▶ **SELECTED EXTRACT**:
****************

Extract and parse iMessage conversations from macOS
Fine-tune Qwen models on your chat history
Interactive chat interface with conversation memory
Support for multiple training checkpoints
Clean, conversational responses

📋 Prerequisites

macOS (for iMessage database access)
Python 3.12+
Apple Silicon Mac (for MLX framework)
uv package manager (install here)

🛠️ Setup

1. Install uv

curl -LsSf https://astral.sh/uv/install.sh | sh

2. Clone the Repository

git clone <your-repo-url>
cd

3. Copy Your iMessage Database

Place chat.db in the chat_db_goes_here/ folder:

sudo cp ~/Library/Messages/chat.db ./chat_db_goes_here/

⚠️ Note: You may need to grant Terminal "Full Disk Access" in System Preferences → Security & Privacy → Privacy → Full Disk Access.

4. Run the Commands

That's it! Now just run these three commands:

# 1. Parse your messages (creates training data)
uv run python src/data_collection/parser.py

# 2. Train the model (interactive)
uv run python src/train.py
# → Shows downloaded models OR enter any HuggingFace model name
# → Example: "Qwen/Qwen3-1.7B" or "microsoft/Phi-3-mini-4k-instruct"

# 3. Chat with your bot (interactive)
uv run python src/chat.py
# → Select from your trained models & checkpoints

Training will show you all downloaded models, but you can also type in ANY HuggingFace model name to download and train it automatically!

Chat will show all your trained models and let you pick which checkpoint to use.

Alternative: Manual Training Command

If you prefer to run the training command directly without the interactive menu:

uv run python -m mlx_lm.lora \
  --model Qwen/Qwen3-1.7B \
  --train \
  --data data_set/ \
  --iters 500 \
  --adapter-path adapters/Qwen_Qwen3-1_7B \
  --batch-size 2 \
  --max-seq-length 2048

Replace the model name and adapter path as needed. The interactive train.py script does this for you automatically!

****************

▶ **STATED EXERCISE 1**:
According to the iMessage fine-tuning guide, what value does the manual training command pass to the --iters option?
▶ **STATED EXERCISE 2**:
List every prerequisite named in the iMessage fine-tuning guide.

▶ **GIVEN DATA**:

****************

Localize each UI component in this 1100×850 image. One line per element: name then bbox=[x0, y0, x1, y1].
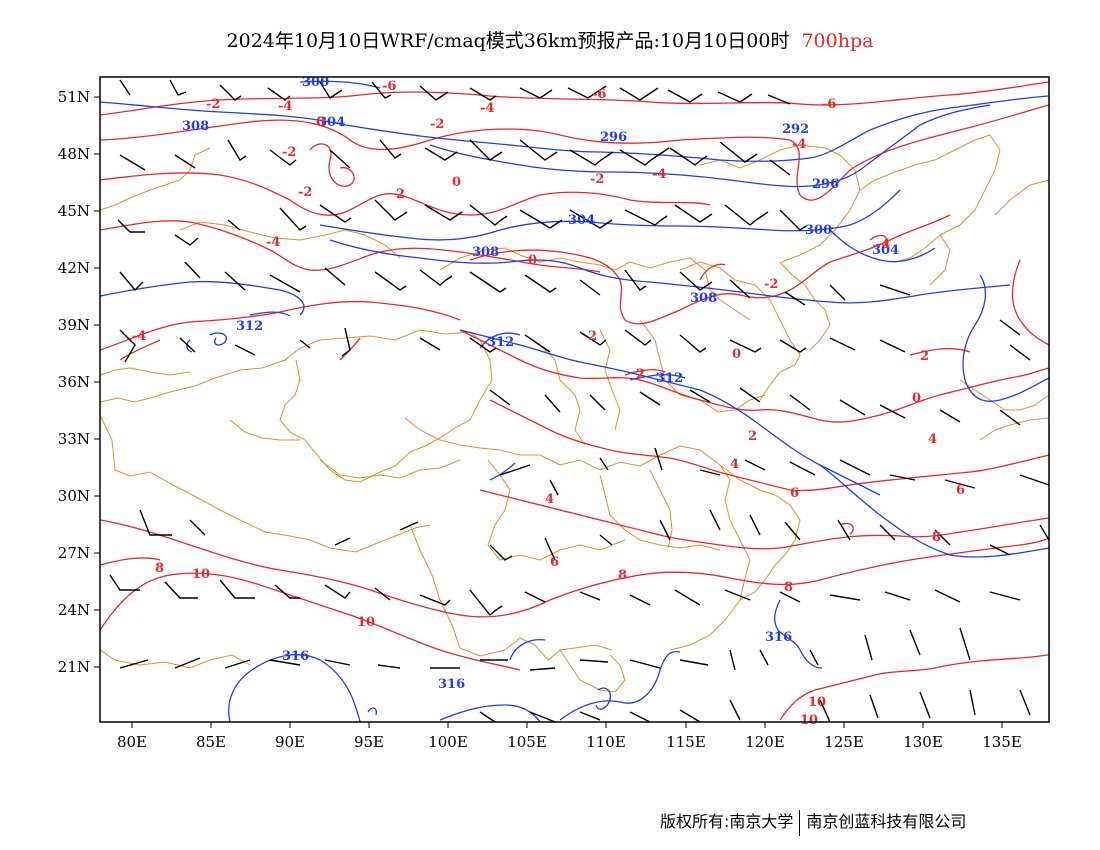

****************

▶ **COMPLETE OUTPUT 1**:
500

▶ **COMPLETE OUTPUT 2**:
macOS (for iMessage database access); Python 3.12+; an Apple Silicon Mac (for the MLX framework); the uv package manager